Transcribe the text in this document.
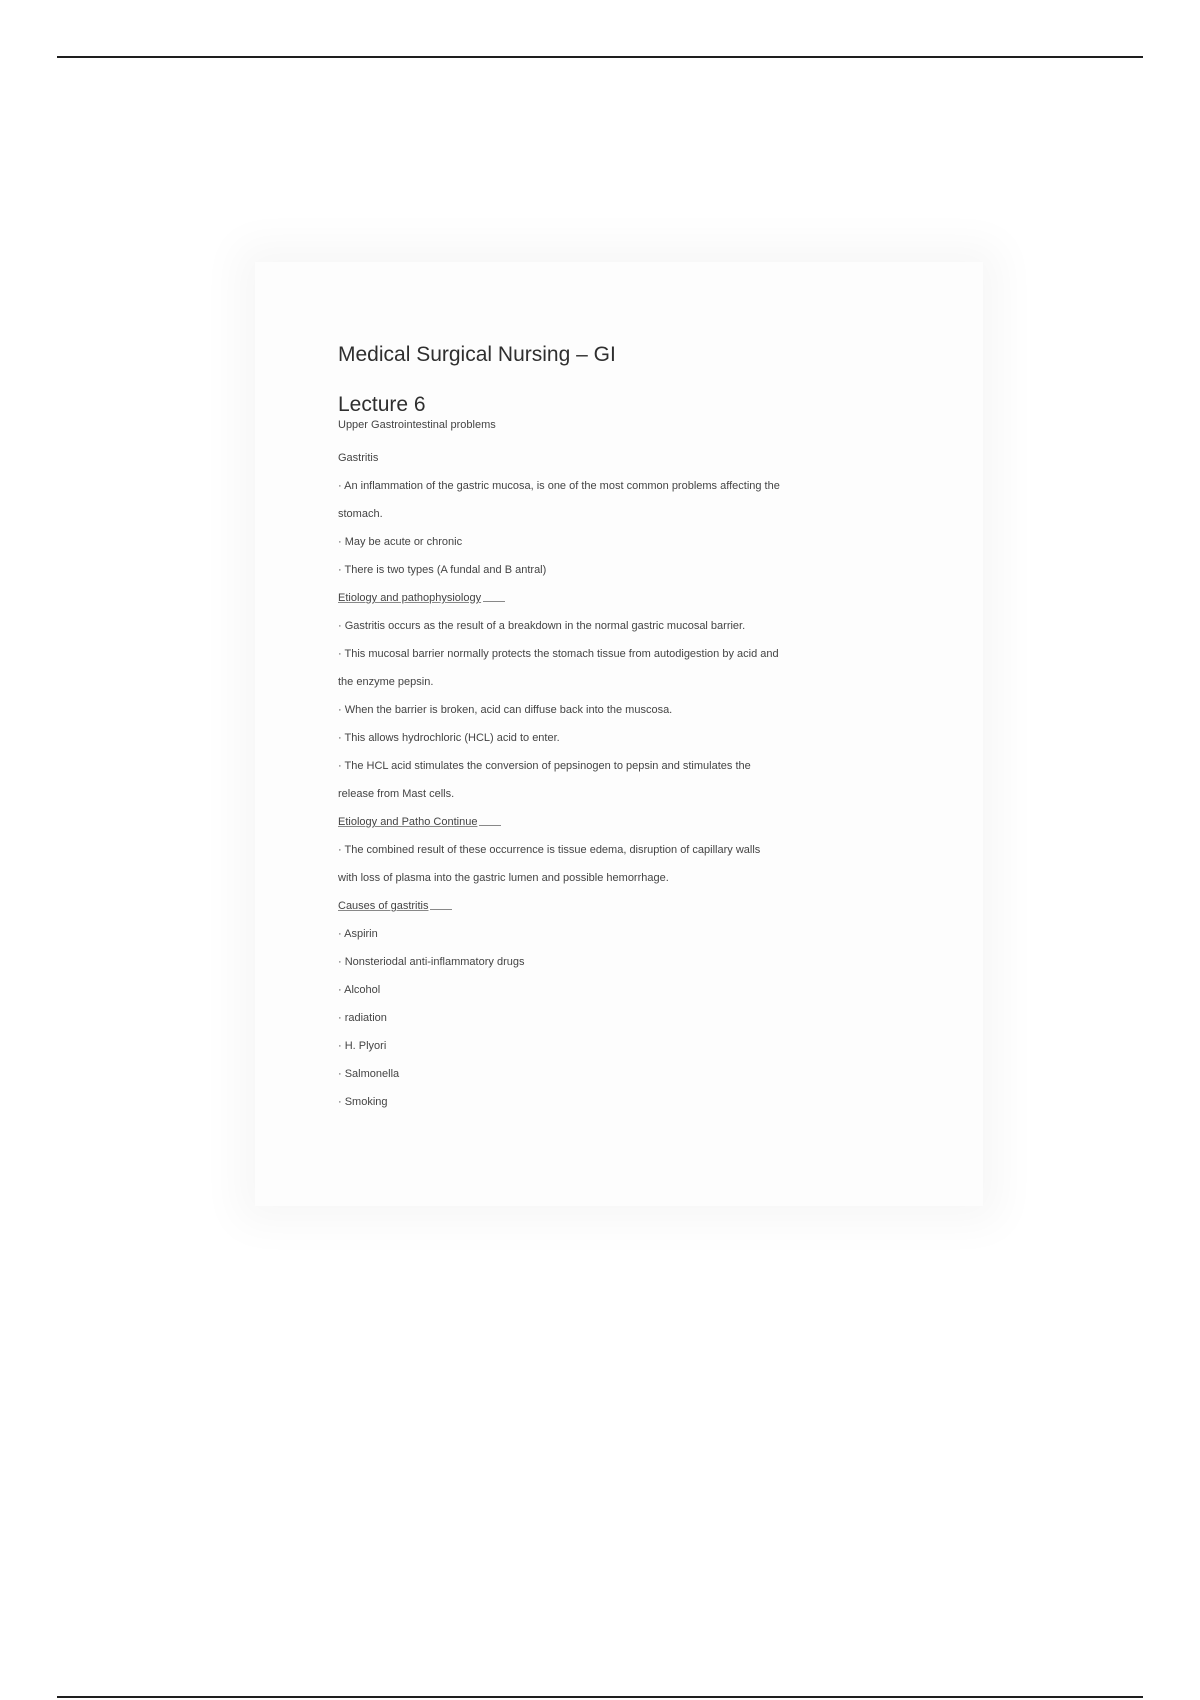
Medical Surgical Nursing – GI
Lecture 6

Upper Gastrointestinal problems

Gastritis

· An inflammation of the gastric mucosa, is one of the most common problems affecting the

stomach.

· May be acute or chronic

· There is two types (A fundal and B antral)

Etiology and pathophysiology

· Gastritis occurs as the result of a breakdown in the normal gastric mucosal barrier.

· This mucosal barrier normally protects the stomach tissue from autodigestion by acid and

the enzyme pepsin.

· When the barrier is broken, acid can diffuse back into the muscosa.

· This allows hydrochloric (HCL) acid to enter.

· The HCL acid stimulates the conversion of pepsinogen to pepsin and stimulates the

release from Mast cells.

Etiology and Patho Continue

· The combined result of these occurrence is tissue edema, disruption of capillary walls

with loss of plasma into the gastric lumen and possible hemorrhage.

Causes of gastritis

· Aspirin

· Nonsteriodal anti-inflammatory drugs

· Alcohol

· radiation

· H. Plyori

· Salmonella

· Smoking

Activity >>
All of the records above must be copied exactly, except for the pictures.

Output for this task >>
Transcribe the text in this document.
Medical Surgical Nursing – GI
Lecture 6

Upper Gastrointestinal problems

Gastritis

· An inflammation of the gastric mucosa, is one of the most common problems affecting the

stomach.

· May be acute or chronic

· There is two types (A fundal and B antral)

Etiology and pathophysiology

· Gastritis occurs as the result of a breakdown in the normal gastric mucosal barrier.

· This mucosal barrier normally protects the stomach tissue from autodigestion by acid and

the enzyme pepsin.

· When the barrier is broken, acid can diffuse back into the muscosa.

· This allows hydrochloric (HCL) acid to enter.

· The HCL acid stimulates the conversion of pepsinogen to pepsin and stimulates the

release from Mast cells.

Etiology and Patho Continue

· The combined result of these occurrence is tissue edema, disruption of capillary walls

with loss of plasma into the gastric lumen and possible hemorrhage.

Causes of gastritis

· Aspirin

· Nonsteriodal anti-inflammatory drugs

· Alcohol

· radiation

· H. Plyori

· Salmonella

· Smoking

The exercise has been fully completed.